─── Material for this exercise ───

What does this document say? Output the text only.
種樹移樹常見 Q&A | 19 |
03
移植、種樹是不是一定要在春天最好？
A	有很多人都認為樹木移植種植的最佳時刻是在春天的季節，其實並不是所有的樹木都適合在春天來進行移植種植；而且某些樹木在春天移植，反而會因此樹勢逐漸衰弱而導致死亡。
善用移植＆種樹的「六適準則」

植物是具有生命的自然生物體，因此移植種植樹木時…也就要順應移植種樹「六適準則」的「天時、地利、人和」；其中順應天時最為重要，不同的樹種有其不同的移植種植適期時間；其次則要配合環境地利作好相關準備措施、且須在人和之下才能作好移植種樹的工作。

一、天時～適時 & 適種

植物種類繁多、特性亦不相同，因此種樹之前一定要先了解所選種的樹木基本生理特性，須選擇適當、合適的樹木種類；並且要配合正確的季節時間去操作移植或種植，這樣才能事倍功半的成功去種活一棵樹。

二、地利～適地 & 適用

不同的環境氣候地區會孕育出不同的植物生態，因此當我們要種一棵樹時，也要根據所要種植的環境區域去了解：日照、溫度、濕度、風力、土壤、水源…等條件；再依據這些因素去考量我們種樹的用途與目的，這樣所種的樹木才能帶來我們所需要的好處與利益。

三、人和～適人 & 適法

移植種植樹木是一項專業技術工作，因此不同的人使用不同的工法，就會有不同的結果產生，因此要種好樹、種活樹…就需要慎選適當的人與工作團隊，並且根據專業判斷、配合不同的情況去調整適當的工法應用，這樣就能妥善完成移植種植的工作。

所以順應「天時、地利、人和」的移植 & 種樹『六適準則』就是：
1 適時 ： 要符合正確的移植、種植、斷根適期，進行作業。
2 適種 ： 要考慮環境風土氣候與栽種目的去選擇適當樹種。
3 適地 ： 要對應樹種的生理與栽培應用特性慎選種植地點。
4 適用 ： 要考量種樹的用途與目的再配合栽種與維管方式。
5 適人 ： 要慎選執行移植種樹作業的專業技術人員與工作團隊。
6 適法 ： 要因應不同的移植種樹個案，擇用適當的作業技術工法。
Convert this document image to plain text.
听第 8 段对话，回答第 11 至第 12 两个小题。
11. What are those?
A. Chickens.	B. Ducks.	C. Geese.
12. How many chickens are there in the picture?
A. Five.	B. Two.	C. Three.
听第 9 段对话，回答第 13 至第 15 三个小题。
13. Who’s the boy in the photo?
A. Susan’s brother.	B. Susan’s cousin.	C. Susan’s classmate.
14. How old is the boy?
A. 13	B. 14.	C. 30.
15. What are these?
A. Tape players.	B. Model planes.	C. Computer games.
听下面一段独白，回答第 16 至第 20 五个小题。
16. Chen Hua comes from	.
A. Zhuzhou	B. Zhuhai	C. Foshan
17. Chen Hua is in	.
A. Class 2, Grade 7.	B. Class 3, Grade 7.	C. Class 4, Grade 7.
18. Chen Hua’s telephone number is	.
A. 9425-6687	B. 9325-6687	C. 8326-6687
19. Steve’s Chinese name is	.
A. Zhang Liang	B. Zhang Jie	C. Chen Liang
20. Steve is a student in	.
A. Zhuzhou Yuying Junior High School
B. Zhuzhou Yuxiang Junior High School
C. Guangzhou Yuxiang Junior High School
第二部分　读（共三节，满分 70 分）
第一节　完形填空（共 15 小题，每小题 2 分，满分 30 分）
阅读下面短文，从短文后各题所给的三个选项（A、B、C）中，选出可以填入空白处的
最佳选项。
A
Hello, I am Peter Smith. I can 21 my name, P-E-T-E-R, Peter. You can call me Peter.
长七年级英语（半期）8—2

───
─── Material for this exercise ───

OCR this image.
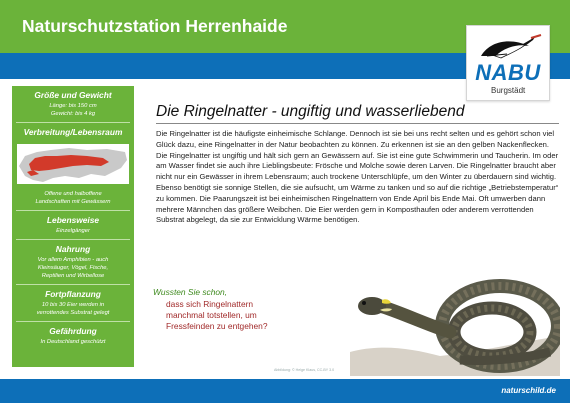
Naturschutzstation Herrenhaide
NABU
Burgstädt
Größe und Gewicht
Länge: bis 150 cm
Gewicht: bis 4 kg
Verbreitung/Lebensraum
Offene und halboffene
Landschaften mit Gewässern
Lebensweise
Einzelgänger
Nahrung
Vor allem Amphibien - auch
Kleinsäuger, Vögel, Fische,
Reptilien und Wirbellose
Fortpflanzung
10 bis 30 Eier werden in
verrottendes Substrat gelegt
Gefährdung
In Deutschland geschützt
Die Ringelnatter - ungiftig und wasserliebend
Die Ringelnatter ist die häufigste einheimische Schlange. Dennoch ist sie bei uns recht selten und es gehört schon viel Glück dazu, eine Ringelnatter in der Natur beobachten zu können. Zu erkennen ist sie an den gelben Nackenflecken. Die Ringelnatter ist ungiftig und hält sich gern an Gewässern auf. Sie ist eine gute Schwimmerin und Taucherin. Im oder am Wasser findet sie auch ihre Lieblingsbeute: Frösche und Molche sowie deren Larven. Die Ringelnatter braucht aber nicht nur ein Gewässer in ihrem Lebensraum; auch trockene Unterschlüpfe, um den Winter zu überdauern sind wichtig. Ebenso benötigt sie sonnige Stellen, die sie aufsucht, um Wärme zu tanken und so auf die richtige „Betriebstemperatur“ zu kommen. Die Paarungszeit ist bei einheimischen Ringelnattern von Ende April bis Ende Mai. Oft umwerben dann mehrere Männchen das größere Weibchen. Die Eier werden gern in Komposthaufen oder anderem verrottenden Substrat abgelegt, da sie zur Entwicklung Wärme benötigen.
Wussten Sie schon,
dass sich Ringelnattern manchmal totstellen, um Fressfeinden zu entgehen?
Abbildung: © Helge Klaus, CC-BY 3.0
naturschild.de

───

▸ **Directive**: Pull out every line holding "image" from the records above, and copy it.

▸ **Completed task**:
Convert this document image to plain text.
OCR this image.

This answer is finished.